- **THE REQUEST**: Repeat every entry in the listing below, exactly.
****************************************
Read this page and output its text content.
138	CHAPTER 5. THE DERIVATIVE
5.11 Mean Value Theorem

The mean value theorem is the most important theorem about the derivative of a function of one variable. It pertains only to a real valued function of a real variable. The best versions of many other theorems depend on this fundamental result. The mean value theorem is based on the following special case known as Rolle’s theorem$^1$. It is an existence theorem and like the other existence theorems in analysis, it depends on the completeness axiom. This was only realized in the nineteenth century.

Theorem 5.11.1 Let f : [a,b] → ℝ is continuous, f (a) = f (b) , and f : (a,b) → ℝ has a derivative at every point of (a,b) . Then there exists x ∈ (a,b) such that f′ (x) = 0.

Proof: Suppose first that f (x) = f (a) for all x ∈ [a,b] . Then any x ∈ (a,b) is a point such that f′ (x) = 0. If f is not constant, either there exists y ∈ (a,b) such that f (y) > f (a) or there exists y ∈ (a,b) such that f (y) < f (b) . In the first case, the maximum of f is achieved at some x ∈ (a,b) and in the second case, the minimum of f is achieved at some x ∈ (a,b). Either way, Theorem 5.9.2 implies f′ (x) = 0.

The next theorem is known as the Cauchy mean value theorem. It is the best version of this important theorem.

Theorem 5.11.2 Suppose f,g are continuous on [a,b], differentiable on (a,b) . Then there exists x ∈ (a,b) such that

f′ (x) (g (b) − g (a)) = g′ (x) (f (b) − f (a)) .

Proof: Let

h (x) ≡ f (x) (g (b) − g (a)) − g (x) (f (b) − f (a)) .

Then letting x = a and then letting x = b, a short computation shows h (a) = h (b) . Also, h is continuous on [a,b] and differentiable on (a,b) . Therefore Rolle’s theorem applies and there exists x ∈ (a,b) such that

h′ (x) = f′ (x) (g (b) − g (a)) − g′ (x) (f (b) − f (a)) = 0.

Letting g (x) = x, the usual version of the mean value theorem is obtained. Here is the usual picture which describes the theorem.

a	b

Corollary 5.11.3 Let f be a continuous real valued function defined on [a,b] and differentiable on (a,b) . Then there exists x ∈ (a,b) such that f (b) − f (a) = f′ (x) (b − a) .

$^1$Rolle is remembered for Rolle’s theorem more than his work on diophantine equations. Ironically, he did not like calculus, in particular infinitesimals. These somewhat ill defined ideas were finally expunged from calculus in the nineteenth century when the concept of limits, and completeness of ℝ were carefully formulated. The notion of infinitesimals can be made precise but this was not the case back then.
****************************************
- **RESPONSE BELOW**:
Read this page and output its text content.
138	CHAPTER 5. THE DERIVATIVE
5.11 Mean Value Theorem

The mean value theorem is the most important theorem about the derivative of a function of one variable. It pertains only to a real valued function of a real variable. The best versions of many other theorems depend on this fundamental result. The mean value theorem is based on the following special case known as Rolle’s theorem$^1$. It is an existence theorem and like the other existence theorems in analysis, it depends on the completeness axiom. This was only realized in the nineteenth century.

Theorem 5.11.1 Let f : [a,b] → ℝ is continuous, f (a) = f (b) , and f : (a,b) → ℝ has a derivative at every point of (a,b) . Then there exists x ∈ (a,b) such that f′ (x) = 0.

Proof: Suppose first that f (x) = f (a) for all x ∈ [a,b] . Then any x ∈ (a,b) is a point such that f′ (x) = 0. If f is not constant, either there exists y ∈ (a,b) such that f (y) > f (a) or there exists y ∈ (a,b) such that f (y) < f (b) . In the first case, the maximum of f is achieved at some x ∈ (a,b) and in the second case, the minimum of f is achieved at some x ∈ (a,b). Either way, Theorem 5.9.2 implies f′ (x) = 0.

The next theorem is known as the Cauchy mean value theorem. It is the best version of this important theorem.

Theorem 5.11.2 Suppose f,g are continuous on [a,b], differentiable on (a,b) . Then there exists x ∈ (a,b) such that

f′ (x) (g (b) − g (a)) = g′ (x) (f (b) − f (a)) .

Proof: Let

h (x) ≡ f (x) (g (b) − g (a)) − g (x) (f (b) − f (a)) .

Then letting x = a and then letting x = b, a short computation shows h (a) = h (b) . Also, h is continuous on [a,b] and differentiable on (a,b) . Therefore Rolle’s theorem applies and there exists x ∈ (a,b) such that

h′ (x) = f′ (x) (g (b) − g (a)) − g′ (x) (f (b) − f (a)) = 0.

Letting g (x) = x, the usual version of the mean value theorem is obtained. Here is the usual picture which describes the theorem.

a	b

Corollary 5.11.3 Let f be a continuous real valued function defined on [a,b] and differentiable on (a,b) . Then there exists x ∈ (a,b) such that f (b) − f (a) = f′ (x) (b − a) .

$^1$Rolle is remembered for Rolle’s theorem more than his work on diophantine equations. Ironically, he did not like calculus, in particular infinitesimals. These somewhat ill defined ideas were finally expunged from calculus in the nineteenth century when the concept of limits, and completeness of ℝ were carefully formulated. The notion of infinitesimals can be made precise but this was not the case back then.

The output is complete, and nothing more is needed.